* **REQUIREMENTS**:
Repeat all of the records verbatim.
──────── PROVIDED DATA
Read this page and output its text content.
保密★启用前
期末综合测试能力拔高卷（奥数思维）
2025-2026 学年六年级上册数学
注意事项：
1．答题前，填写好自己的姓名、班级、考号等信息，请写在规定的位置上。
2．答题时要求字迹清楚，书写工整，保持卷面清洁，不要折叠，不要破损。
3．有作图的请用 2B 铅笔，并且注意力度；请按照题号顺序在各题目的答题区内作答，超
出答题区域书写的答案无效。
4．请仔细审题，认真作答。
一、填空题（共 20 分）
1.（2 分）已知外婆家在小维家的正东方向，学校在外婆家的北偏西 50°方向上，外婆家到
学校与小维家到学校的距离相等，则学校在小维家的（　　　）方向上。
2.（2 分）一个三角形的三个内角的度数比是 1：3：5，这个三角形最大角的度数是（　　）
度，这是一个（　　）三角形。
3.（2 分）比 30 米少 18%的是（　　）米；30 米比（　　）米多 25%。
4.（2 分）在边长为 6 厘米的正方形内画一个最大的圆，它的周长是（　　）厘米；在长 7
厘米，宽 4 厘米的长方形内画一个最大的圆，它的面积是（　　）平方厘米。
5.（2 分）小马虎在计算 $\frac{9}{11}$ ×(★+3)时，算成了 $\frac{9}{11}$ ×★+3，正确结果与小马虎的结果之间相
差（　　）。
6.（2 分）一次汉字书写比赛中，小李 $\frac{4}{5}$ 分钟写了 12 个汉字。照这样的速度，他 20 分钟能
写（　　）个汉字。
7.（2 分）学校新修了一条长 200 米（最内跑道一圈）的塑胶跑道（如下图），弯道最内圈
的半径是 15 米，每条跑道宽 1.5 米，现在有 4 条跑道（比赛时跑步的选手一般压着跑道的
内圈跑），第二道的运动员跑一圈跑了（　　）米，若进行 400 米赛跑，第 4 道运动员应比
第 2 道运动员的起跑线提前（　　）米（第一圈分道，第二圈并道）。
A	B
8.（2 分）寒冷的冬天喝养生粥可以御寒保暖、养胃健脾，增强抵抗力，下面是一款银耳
────────────────
* **CORRECT OUTPUT**:
Read this page and output its text content.
保密★启用前
期末综合测试能力拔高卷（奥数思维）
2025-2026 学年六年级上册数学
注意事项：
1．答题前，填写好自己的姓名、班级、考号等信息，请写在规定的位置上。
2．答题时要求字迹清楚，书写工整，保持卷面清洁，不要折叠，不要破损。
3．有作图的请用 2B 铅笔，并且注意力度；请按照题号顺序在各题目的答题区内作答，超
出答题区域书写的答案无效。
4．请仔细审题，认真作答。
一、填空题（共 20 分）
1.（2 分）已知外婆家在小维家的正东方向，学校在外婆家的北偏西 50°方向上，外婆家到
学校与小维家到学校的距离相等，则学校在小维家的（　　　）方向上。
2.（2 分）一个三角形的三个内角的度数比是 1：3：5，这个三角形最大角的度数是（　　）
度，这是一个（　　）三角形。
3.（2 分）比 30 米少 18%的是（　　）米；30 米比（　　）米多 25%。
4.（2 分）在边长为 6 厘米的正方形内画一个最大的圆，它的周长是（　　）厘米；在长 7
厘米，宽 4 厘米的长方形内画一个最大的圆，它的面积是（　　）平方厘米。
5.（2 分）小马虎在计算 $\frac{9}{11}$ ×(★+3)时，算成了 $\frac{9}{11}$ ×★+3，正确结果与小马虎的结果之间相
差（　　）。
6.（2 分）一次汉字书写比赛中，小李 $\frac{4}{5}$ 分钟写了 12 个汉字。照这样的速度，他 20 分钟能
写（　　）个汉字。
7.（2 分）学校新修了一条长 200 米（最内跑道一圈）的塑胶跑道（如下图），弯道最内圈
的半径是 15 米，每条跑道宽 1.5 米，现在有 4 条跑道（比赛时跑步的选手一般压着跑道的
内圈跑），第二道的运动员跑一圈跑了（　　）米，若进行 400 米赛跑，第 4 道运动员应比
第 2 道运动员的起跑线提前（　　）米（第一圈分道，第二圈并道）。
A	B
8.（2 分）寒冷的冬天喝养生粥可以御寒保暖、养胃健脾，增强抵抗力，下面是一款银耳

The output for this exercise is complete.